YOUR OBJECTIVE: Show all lines holding the string "coordinate".
--------------------------------------------------
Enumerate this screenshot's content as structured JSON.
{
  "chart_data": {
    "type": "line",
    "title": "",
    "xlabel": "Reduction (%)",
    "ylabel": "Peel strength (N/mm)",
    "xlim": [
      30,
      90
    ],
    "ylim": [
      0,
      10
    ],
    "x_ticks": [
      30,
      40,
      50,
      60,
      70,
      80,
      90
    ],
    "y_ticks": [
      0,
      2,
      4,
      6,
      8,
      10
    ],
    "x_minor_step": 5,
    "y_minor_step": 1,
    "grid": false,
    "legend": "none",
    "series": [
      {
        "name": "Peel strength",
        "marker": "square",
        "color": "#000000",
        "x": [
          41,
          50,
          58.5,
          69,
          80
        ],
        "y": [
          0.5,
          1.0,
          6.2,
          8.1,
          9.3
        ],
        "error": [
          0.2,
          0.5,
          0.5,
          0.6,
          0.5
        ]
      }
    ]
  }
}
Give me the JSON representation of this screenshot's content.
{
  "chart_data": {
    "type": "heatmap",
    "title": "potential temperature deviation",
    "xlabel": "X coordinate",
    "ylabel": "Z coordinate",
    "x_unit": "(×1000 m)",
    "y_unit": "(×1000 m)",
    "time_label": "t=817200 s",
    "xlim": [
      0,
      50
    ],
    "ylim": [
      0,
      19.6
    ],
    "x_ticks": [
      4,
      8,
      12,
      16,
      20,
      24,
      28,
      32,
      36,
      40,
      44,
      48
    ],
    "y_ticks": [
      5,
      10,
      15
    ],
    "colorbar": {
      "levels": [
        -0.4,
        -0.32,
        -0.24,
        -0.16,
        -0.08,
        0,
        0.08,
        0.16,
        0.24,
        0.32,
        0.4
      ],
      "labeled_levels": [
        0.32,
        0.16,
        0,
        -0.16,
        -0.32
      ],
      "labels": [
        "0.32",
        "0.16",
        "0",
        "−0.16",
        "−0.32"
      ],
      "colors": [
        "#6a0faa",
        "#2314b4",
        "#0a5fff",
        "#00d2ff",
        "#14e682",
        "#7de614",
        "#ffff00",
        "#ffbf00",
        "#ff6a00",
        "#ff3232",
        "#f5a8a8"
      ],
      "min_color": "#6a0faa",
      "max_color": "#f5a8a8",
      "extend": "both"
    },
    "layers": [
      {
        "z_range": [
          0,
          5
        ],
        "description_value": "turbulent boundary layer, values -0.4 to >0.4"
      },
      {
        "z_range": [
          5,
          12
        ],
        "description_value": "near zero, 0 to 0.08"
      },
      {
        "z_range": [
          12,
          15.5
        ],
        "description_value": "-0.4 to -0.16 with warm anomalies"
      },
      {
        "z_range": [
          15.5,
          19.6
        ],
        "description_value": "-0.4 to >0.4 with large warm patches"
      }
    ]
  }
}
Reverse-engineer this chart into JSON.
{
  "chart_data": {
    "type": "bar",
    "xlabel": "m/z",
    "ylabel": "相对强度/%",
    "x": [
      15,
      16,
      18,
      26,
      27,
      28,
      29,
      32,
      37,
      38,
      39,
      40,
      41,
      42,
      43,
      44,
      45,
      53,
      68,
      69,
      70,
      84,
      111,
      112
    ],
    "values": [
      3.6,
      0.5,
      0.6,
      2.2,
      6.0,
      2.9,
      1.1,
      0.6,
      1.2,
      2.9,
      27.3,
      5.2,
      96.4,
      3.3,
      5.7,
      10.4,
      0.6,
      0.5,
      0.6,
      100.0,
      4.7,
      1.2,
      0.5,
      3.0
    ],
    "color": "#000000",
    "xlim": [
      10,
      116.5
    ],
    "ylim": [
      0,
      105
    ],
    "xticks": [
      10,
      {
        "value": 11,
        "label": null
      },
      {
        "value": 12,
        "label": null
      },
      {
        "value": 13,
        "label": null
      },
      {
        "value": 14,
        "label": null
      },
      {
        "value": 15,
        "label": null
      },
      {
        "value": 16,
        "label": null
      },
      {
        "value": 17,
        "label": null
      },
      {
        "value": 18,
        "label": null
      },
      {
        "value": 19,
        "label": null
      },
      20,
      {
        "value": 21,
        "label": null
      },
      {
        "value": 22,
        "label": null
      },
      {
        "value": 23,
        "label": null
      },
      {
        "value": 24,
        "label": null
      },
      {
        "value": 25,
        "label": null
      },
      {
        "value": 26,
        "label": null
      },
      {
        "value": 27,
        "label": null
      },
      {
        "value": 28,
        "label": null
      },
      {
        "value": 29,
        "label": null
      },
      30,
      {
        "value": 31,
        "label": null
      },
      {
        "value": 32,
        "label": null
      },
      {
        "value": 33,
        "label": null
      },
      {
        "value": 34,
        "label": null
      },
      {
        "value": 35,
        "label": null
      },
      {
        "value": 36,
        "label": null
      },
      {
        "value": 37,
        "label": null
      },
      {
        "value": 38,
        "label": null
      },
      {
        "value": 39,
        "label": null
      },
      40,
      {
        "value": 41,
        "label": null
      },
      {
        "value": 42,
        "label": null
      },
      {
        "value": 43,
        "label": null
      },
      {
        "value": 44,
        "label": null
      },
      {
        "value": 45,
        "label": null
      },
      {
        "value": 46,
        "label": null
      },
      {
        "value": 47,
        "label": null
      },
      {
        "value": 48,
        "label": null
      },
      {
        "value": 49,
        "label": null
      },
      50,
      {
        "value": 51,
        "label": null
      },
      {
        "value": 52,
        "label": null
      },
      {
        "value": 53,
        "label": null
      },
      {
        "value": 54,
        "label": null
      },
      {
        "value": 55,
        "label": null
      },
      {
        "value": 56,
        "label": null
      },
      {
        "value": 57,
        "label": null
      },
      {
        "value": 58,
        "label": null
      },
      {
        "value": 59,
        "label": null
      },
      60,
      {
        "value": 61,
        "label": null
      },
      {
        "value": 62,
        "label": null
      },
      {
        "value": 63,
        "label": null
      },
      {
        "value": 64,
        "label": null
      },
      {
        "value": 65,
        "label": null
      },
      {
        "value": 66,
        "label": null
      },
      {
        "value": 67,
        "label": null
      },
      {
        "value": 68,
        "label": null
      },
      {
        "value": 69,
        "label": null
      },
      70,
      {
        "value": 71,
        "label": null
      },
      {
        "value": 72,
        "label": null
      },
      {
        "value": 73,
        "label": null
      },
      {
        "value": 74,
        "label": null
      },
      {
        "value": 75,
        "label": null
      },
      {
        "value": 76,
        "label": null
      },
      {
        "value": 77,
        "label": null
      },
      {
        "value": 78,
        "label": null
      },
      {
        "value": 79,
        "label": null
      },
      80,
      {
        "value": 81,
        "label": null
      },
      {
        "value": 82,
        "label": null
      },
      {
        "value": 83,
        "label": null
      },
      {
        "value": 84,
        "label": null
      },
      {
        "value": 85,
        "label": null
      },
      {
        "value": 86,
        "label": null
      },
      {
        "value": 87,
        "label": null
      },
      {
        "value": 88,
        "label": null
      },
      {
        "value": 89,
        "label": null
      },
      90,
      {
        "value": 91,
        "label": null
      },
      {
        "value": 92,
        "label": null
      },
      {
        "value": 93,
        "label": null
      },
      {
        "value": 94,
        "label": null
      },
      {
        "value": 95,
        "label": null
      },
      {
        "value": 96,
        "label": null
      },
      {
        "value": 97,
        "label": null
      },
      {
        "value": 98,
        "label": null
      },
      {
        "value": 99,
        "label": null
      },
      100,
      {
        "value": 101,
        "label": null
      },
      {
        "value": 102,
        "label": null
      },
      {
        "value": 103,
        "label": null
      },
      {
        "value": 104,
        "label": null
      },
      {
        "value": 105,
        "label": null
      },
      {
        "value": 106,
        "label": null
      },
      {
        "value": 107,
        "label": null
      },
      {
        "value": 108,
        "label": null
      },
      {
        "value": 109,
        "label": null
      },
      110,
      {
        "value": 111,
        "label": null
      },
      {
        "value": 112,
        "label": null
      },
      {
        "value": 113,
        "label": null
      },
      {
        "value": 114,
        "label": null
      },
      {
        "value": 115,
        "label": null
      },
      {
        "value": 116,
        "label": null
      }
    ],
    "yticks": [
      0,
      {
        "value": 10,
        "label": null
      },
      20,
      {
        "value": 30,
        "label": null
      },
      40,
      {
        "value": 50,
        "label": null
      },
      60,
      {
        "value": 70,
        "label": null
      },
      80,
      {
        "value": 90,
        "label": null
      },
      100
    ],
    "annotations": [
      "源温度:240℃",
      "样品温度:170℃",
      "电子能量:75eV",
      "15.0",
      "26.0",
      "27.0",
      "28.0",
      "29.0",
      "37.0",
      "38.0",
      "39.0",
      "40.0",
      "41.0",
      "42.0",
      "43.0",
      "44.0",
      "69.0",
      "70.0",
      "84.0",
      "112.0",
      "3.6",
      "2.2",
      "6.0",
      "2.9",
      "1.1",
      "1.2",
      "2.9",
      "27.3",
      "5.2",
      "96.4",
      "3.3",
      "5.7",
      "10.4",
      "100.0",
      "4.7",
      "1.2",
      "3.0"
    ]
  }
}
--------------------------------------------------
EXERCISE ANSWER:
    "xlabel": "X coordinate",
    "ylabel": "Z coordinate",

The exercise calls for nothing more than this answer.